• **Short exercise**: Pick out each line below containing "Generation".

--- Start of Data for processing ---

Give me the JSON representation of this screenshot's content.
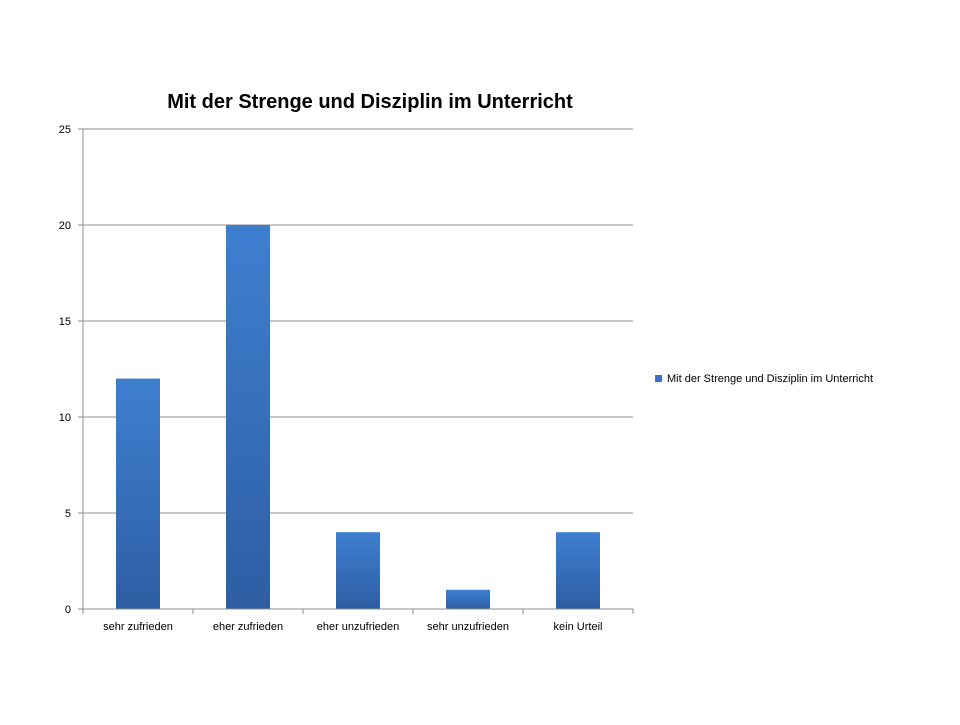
{
  "chart_data": {
    "type": "bar",
    "title": "Mit der Strenge und Disziplin im Unterricht",
    "categories": [
      "sehr zufrieden",
      "eher zufrieden",
      "eher unzufrieden",
      "sehr unzufrieden",
      "kein Urteil"
    ],
    "series": [
      {
        "name": "Mit der Strenge und Disziplin im Unterricht",
        "values": [
          12,
          20,
          4,
          1,
          4
        ],
        "color": "#3a74c0"
      }
    ],
    "ylim": [
      0,
      25
    ],
    "yticks": [
      0,
      5,
      10,
      15,
      20,
      25
    ],
    "grid": true,
    "legend_position": "right",
    "xlabel": "",
    "ylabel": ""
  }
}
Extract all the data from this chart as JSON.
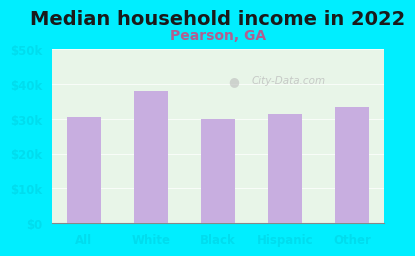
{
  "title": "Median household income in 2022",
  "subtitle": "Pearson, GA",
  "categories": [
    "All",
    "White",
    "Black",
    "Hispanic",
    "Other"
  ],
  "values": [
    30500,
    38000,
    30000,
    31500,
    33500
  ],
  "bar_color": "#c8aee0",
  "title_color": "#1a1a1a",
  "subtitle_color": "#b06090",
  "background_color": "#00eeff",
  "plot_bg_top": "#e8f5e8",
  "plot_bg_bottom": "#f5fff5",
  "tick_label_color": "#00ddee",
  "ylim": [
    0,
    50000
  ],
  "yticks": [
    0,
    10000,
    20000,
    30000,
    40000,
    50000
  ],
  "ytick_labels": [
    "$0",
    "$10k",
    "$20k",
    "$30k",
    "$40k",
    "$50k"
  ],
  "watermark": "City-Data.com",
  "bar_width": 0.5,
  "title_fontsize": 14,
  "subtitle_fontsize": 10
}
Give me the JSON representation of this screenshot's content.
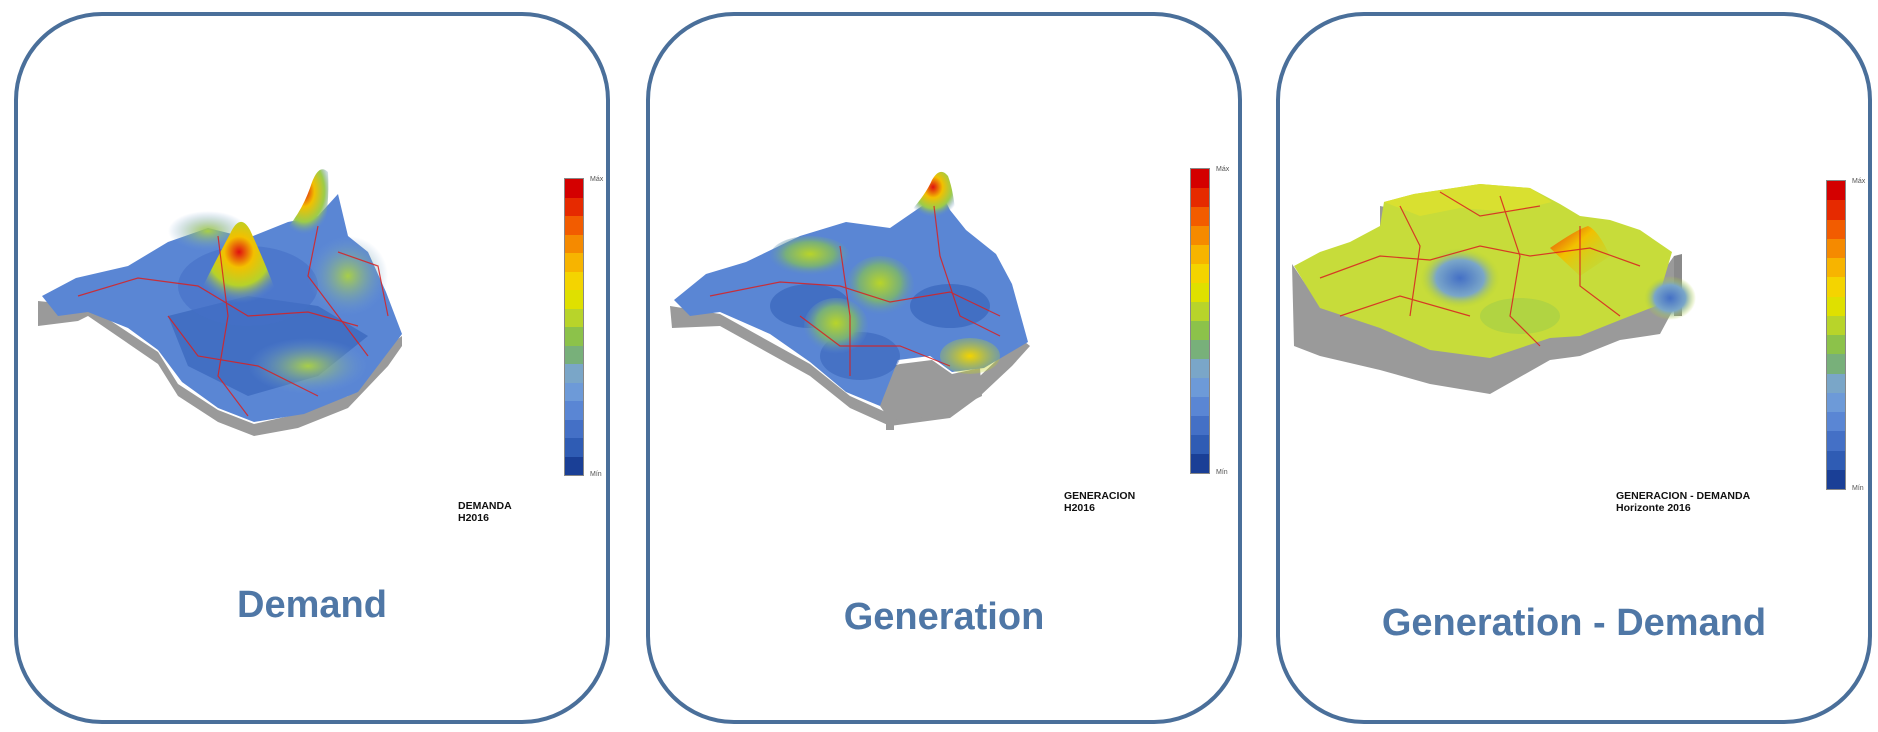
{
  "panels": [
    {
      "caption": "Demand",
      "map_label_line1": "DEMANDA",
      "map_label_line2": "H2016",
      "legend_max": "Máx",
      "legend_min": "Mín"
    },
    {
      "caption": "Generation",
      "map_label_line1": "GENERACION",
      "map_label_line2": "H2016",
      "legend_max": "Máx",
      "legend_min": "Mín"
    },
    {
      "caption": "Generation - Demand",
      "map_label_line1": "GENERACION - DEMANDA",
      "map_label_line2": "Horizonte 2016",
      "legend_max": "Máx",
      "legend_min": "Mín"
    }
  ],
  "colors": {
    "border": "#4a6f9a",
    "caption": "#4f77a6",
    "road": "#d92020",
    "wall": "#9a9a9a",
    "scale": [
      "#d40000",
      "#e62a00",
      "#f25c00",
      "#f58a00",
      "#f7b400",
      "#f4d400",
      "#dfe000",
      "#b8d42a",
      "#8cc24a",
      "#78b07a",
      "#7aa6c8",
      "#6d9ad8",
      "#5a86d4",
      "#4470c6",
      "#2f5cb4",
      "#1a3f96"
    ]
  }
}
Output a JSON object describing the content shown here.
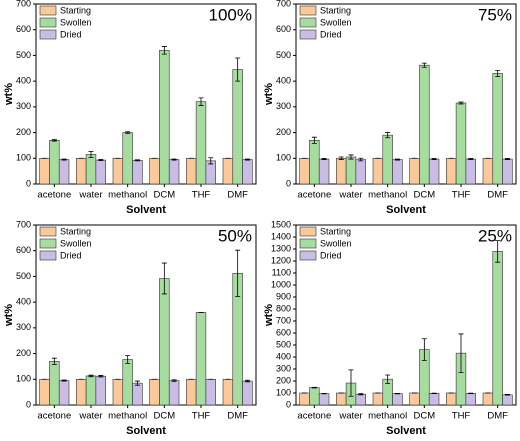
{
  "chart_data": [
    {
      "type": "bar",
      "title": "100%",
      "xlabel": "Solvent",
      "ylabel": "wt%",
      "categories": [
        "acetone",
        "water",
        "methanol",
        "DCM",
        "THF",
        "DMF"
      ],
      "ylim": [
        0,
        700
      ],
      "yticks": [
        0,
        100,
        200,
        300,
        400,
        500,
        600,
        700
      ],
      "legend": "upper left",
      "series": [
        {
          "name": "Starting",
          "color": "#f9c89b",
          "values": [
            100,
            100,
            100,
            100,
            100,
            100
          ],
          "errors": [
            0,
            0,
            0,
            0,
            0,
            0
          ]
        },
        {
          "name": "Swollen",
          "color": "#a8dba0",
          "values": [
            170,
            115,
            200,
            520,
            320,
            445
          ],
          "errors": [
            3,
            12,
            3,
            15,
            15,
            45
          ]
        },
        {
          "name": "Dried",
          "color": "#c9bde3",
          "values": [
            95,
            93,
            92,
            95,
            90,
            95
          ],
          "errors": [
            2,
            2,
            2,
            2,
            12,
            2
          ]
        }
      ]
    },
    {
      "type": "bar",
      "title": "75%",
      "xlabel": "Solvent",
      "ylabel": "wt%",
      "categories": [
        "acetone",
        "water",
        "methanol",
        "DCM",
        "THF",
        "DMF"
      ],
      "ylim": [
        0,
        700
      ],
      "yticks": [
        0,
        100,
        200,
        300,
        400,
        500,
        600,
        700
      ],
      "legend": "upper left",
      "series": [
        {
          "name": "Starting",
          "color": "#f9c89b",
          "values": [
            100,
            100,
            100,
            100,
            100,
            100
          ],
          "errors": [
            0,
            5,
            0,
            0,
            0,
            0
          ]
        },
        {
          "name": "Swollen",
          "color": "#a8dba0",
          "values": [
            170,
            105,
            190,
            462,
            315,
            430
          ],
          "errors": [
            12,
            8,
            10,
            8,
            4,
            12
          ]
        },
        {
          "name": "Dried",
          "color": "#c9bde3",
          "values": [
            97,
            95,
            95,
            97,
            97,
            97
          ],
          "errors": [
            2,
            5,
            2,
            2,
            2,
            2
          ]
        }
      ]
    },
    {
      "type": "bar",
      "title": "50%",
      "xlabel": "Solvent",
      "ylabel": "wt%",
      "categories": [
        "acetone",
        "water",
        "methanol",
        "DCM",
        "THF",
        "DMF"
      ],
      "ylim": [
        0,
        700
      ],
      "yticks": [
        0,
        100,
        200,
        300,
        400,
        500,
        600,
        700
      ],
      "legend": "upper left",
      "series": [
        {
          "name": "Starting",
          "color": "#f9c89b",
          "values": [
            100,
            100,
            100,
            100,
            100,
            100
          ],
          "errors": [
            0,
            0,
            0,
            0,
            0,
            0
          ]
        },
        {
          "name": "Swollen",
          "color": "#a8dba0",
          "values": [
            170,
            113,
            177,
            492,
            360,
            512
          ],
          "errors": [
            12,
            3,
            15,
            60,
            0,
            90
          ]
        },
        {
          "name": "Dried",
          "color": "#c9bde3",
          "values": [
            95,
            112,
            85,
            95,
            100,
            93
          ],
          "errors": [
            2,
            3,
            8,
            3,
            0,
            3
          ]
        }
      ]
    },
    {
      "type": "bar",
      "title": "25%",
      "xlabel": "Solvent",
      "ylabel": "wt%",
      "categories": [
        "acetone",
        "water",
        "methanol",
        "DCM",
        "THF",
        "DMF"
      ],
      "ylim": [
        0,
        1500
      ],
      "yticks": [
        0,
        100,
        200,
        300,
        400,
        500,
        600,
        700,
        800,
        900,
        1000,
        1100,
        1200,
        1300,
        1400,
        1500
      ],
      "legend": "upper left",
      "series": [
        {
          "name": "Starting",
          "color": "#f9c89b",
          "values": [
            100,
            100,
            100,
            100,
            100,
            100
          ],
          "errors": [
            0,
            0,
            0,
            0,
            0,
            0
          ]
        },
        {
          "name": "Swollen",
          "color": "#a8dba0",
          "values": [
            145,
            183,
            215,
            462,
            432,
            1280
          ],
          "errors": [
            3,
            110,
            35,
            90,
            160,
            90
          ]
        },
        {
          "name": "Dried",
          "color": "#c9bde3",
          "values": [
            95,
            90,
            95,
            97,
            97,
            85
          ],
          "errors": [
            2,
            5,
            2,
            2,
            2,
            3
          ]
        }
      ]
    }
  ]
}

--- End of Data for processing ---

• **Task response**:
      "caption": "Generation",
      "caption": "Generation - Demand",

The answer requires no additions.